----- Given data -----

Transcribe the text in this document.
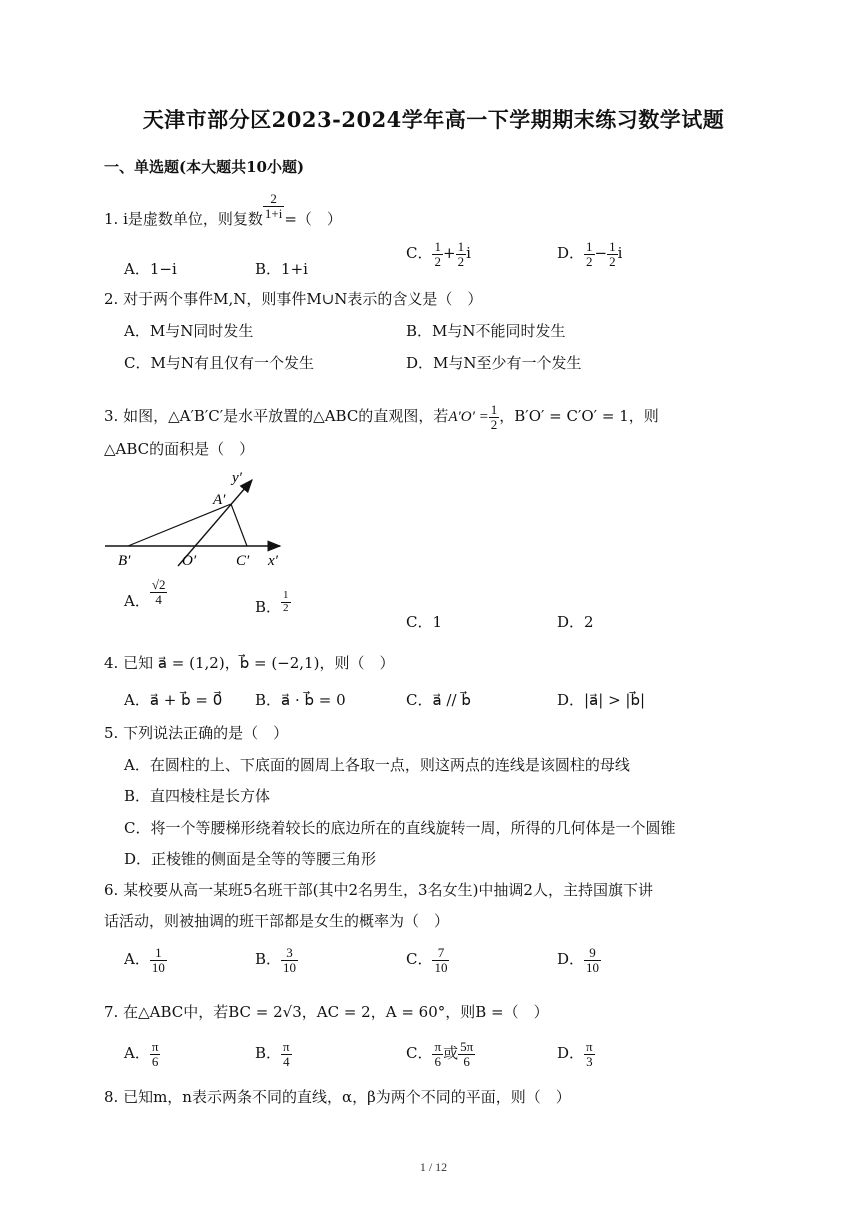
天津市部分区2023-2024学年高一下学期期末练习数学试题
一、单选题(本大题共10小题)
1. i是虚数单位，则复数 $\frac{2}{1+i}$ =（　）
A．1−i	B．1+i
C． $\frac{1}{2} + \frac{1}{2}$ i	D． $\frac{1}{2} - \frac{1}{2}$ i
2. 对于两个事件M,N，则事件M∪N表示的含义是（　）
A．M与N同时发生	B．M与N不能同时发生
C．M与N有且仅有一个发生	D．M与N至少有一个发生
3. 如图，△A′B′C′是水平放置的△ABC的直观图，若$A'O' = \frac{1}{2}$ ，B′O′ = C′O′ = 1，则
△ABC的面积是（　）
y′
A′
B′	O′	C′ x′
A． $\frac{√2}{4}$
B． $\frac{1}{2}$
C．1	D．2
4. 已知 a⃗ = (1,2)，b⃗ = (−2,1)，则（　）
A．a⃗ + b⃗ = 0⃗ B．a⃗ · b⃗ = 0	C．a⃗ // b⃗	D．|a⃗| > |b⃗|
5. 下列说法正确的是（　）
A．在圆柱的上、下底面的圆周上各取一点，则这两点的连线是该圆柱的母线
B．直四棱柱是长方体
C．将一个等腰梯形绕着较长的底边所在的直线旋转一周，所得的几何体是一个圆锥
D．正棱锥的侧面是全等的等腰三角形
6. 某校要从高一某班5名班干部(其中2名男生，3名女生)中抽调2人，主持国旗下讲
话活动，则被抽调的班干部都是女生的概率为（　）
A． $\frac{1}{10}$	B． $\frac{3}{10}$	C． $\frac{7}{10}$	D． $\frac{9}{10}$
7. 在△ABC中，若BC = 2√3，AC = 2，A = 60°，则B =（　）
A． $\frac{\pi}{6}$	B． $\frac{\pi}{4}$	C． $\frac{\pi}{6}$ 或 $\frac{5\pi}{6}$	D． $\frac{\pi}{3}$
8. 已知m，n表示两条不同的直线，α，β为两个不同的平面，则（　）
1 / 12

-----

Written instruction:
Make a copy of each line that contains the string "frac".

Solved problem:
1. i是虚数单位，则复数 $\frac{2}{1+i}$ =（　）
C． $\frac{1}{2} + \frac{1}{2}$ i	D． $\frac{1}{2} - \frac{1}{2}$ i
3. 如图，△A′B′C′是水平放置的△ABC的直观图，若$A'O' = \frac{1}{2}$ ，B′O′ = C′O′ = 1，则
A． $\frac{√2}{4}$
B． $\frac{1}{2}$
A． $\frac{1}{10}$	B． $\frac{3}{10}$	C． $\frac{7}{10}$	D． $\frac{9}{10}$
A． $\frac{\pi}{6}$	B． $\frac{\pi}{4}$	C． $\frac{\pi}{6}$ 或 $\frac{5\pi}{6}$	D． $\frac{\pi}{3}$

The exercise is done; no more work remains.